RECORD EXCERPTS:
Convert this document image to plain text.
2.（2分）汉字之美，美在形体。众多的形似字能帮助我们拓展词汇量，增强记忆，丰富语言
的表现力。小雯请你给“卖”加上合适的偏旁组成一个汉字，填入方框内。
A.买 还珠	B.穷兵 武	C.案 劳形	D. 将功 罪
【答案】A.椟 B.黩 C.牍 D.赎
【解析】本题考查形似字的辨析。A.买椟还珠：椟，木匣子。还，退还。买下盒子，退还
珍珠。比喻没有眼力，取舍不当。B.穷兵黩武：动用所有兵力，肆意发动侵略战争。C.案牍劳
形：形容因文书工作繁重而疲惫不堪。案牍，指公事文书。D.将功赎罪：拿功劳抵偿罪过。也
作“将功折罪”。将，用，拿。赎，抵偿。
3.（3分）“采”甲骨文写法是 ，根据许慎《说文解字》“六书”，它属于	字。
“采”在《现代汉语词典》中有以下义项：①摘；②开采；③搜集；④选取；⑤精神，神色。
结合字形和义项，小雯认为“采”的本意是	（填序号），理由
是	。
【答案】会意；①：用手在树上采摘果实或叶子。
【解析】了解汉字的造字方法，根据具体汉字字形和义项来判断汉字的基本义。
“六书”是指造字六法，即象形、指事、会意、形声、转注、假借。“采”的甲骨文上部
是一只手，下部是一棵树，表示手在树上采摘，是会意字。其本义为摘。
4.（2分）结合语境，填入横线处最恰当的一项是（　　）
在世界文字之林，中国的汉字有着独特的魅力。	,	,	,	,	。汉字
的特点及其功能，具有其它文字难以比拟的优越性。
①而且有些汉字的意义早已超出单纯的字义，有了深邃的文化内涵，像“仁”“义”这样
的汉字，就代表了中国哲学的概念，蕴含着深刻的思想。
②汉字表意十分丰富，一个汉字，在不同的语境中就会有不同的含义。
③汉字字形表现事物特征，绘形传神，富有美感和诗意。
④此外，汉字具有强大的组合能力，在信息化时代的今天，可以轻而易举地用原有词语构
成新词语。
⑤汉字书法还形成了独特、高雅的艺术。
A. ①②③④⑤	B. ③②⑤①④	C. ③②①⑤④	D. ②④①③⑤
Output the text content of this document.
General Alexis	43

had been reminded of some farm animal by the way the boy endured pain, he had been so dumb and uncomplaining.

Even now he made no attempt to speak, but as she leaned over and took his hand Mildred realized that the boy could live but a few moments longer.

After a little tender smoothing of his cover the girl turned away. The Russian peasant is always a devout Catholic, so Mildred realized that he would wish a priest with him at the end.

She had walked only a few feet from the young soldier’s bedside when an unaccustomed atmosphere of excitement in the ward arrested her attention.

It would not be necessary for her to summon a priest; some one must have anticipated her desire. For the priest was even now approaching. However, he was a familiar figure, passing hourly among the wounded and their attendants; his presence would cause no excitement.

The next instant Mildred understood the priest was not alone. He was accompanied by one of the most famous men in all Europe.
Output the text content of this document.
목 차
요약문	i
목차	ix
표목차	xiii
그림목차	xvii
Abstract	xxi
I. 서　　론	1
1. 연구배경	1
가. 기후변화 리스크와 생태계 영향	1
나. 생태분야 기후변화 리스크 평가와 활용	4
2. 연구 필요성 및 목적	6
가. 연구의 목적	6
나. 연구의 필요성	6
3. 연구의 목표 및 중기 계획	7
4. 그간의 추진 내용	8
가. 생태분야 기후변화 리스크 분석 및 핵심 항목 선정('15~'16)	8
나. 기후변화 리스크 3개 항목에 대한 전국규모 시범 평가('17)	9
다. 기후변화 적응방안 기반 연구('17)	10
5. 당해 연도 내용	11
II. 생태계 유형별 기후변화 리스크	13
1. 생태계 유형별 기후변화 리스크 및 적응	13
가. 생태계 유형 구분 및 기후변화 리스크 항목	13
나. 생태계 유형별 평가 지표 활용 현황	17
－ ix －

EXERCISE PROMPT: Output every entry shown above, exactly.

ANSWER FOR THE TASK:
Convert this document image to plain text.
2.（2分）汉字之美，美在形体。众多的形似字能帮助我们拓展词汇量，增强记忆，丰富语言
的表现力。小雯请你给“卖”加上合适的偏旁组成一个汉字，填入方框内。
A.买 还珠	B.穷兵 武	C.案 劳形	D. 将功 罪
【答案】A.椟 B.黩 C.牍 D.赎
【解析】本题考查形似字的辨析。A.买椟还珠：椟，木匣子。还，退还。买下盒子，退还
珍珠。比喻没有眼力，取舍不当。B.穷兵黩武：动用所有兵力，肆意发动侵略战争。C.案牍劳
形：形容因文书工作繁重而疲惫不堪。案牍，指公事文书。D.将功赎罪：拿功劳抵偿罪过。也
作“将功折罪”。将，用，拿。赎，抵偿。
3.（3分）“采”甲骨文写法是 ，根据许慎《说文解字》“六书”，它属于	字。
“采”在《现代汉语词典》中有以下义项：①摘；②开采；③搜集；④选取；⑤精神，神色。
结合字形和义项，小雯认为“采”的本意是	（填序号），理由
是	。
【答案】会意；①：用手在树上采摘果实或叶子。
【解析】了解汉字的造字方法，根据具体汉字字形和义项来判断汉字的基本义。
“六书”是指造字六法，即象形、指事、会意、形声、转注、假借。“采”的甲骨文上部
是一只手，下部是一棵树，表示手在树上采摘，是会意字。其本义为摘。
4.（2分）结合语境，填入横线处最恰当的一项是（　　）
在世界文字之林，中国的汉字有着独特的魅力。	,	,	,	,	。汉字
的特点及其功能，具有其它文字难以比拟的优越性。
①而且有些汉字的意义早已超出单纯的字义，有了深邃的文化内涵，像“仁”“义”这样
的汉字，就代表了中国哲学的概念，蕴含着深刻的思想。
②汉字表意十分丰富，一个汉字，在不同的语境中就会有不同的含义。
③汉字字形表现事物特征，绘形传神，富有美感和诗意。
④此外，汉字具有强大的组合能力，在信息化时代的今天，可以轻而易举地用原有词语构
成新词语。
⑤汉字书法还形成了独特、高雅的艺术。
A. ①②③④⑤	B. ③②⑤①④	C. ③②①⑤④	D. ②④①③⑤
Output the text content of this document.
General Alexis	43

had been reminded of some farm animal by the way the boy endured pain, he had been so dumb and uncomplaining.

Even now he made no attempt to speak, but as she leaned over and took his hand Mildred realized that the boy could live but a few moments longer.

After a little tender smoothing of his cover the girl turned away. The Russian peasant is always a devout Catholic, so Mildred realized that he would wish a priest with him at the end.

She had walked only a few feet from the young soldier’s bedside when an unaccustomed atmosphere of excitement in the ward arrested her attention.

It would not be necessary for her to summon a priest; some one must have anticipated her desire. For the priest was even now approaching. However, he was a familiar figure, passing hourly among the wounded and their attendants; his presence would cause no excitement.

The next instant Mildred understood the priest was not alone. He was accompanied by one of the most famous men in all Europe.
Output the text content of this document.
목 차
요약문	i
목차	ix
표목차	xiii
그림목차	xvii
Abstract	xxi
I. 서　　론	1
1. 연구배경	1
가. 기후변화 리스크와 생태계 영향	1
나. 생태분야 기후변화 리스크 평가와 활용	4
2. 연구 필요성 및 목적	6
가. 연구의 목적	6
나. 연구의 필요성	6
3. 연구의 목표 및 중기 계획	7
4. 그간의 추진 내용	8
가. 생태분야 기후변화 리스크 분석 및 핵심 항목 선정('15~'16)	8
나. 기후변화 리스크 3개 항목에 대한 전국규모 시범 평가('17)	9
다. 기후변화 적응방안 기반 연구('17)	10
5. 당해 연도 내용	11
II. 생태계 유형별 기후변화 리스크	13
1. 생태계 유형별 기후변화 리스크 및 적응	13
가. 생태계 유형 구분 및 기후변화 리스크 항목	13
나. 생태계 유형별 평가 지표 활용 현황	17
－ ix －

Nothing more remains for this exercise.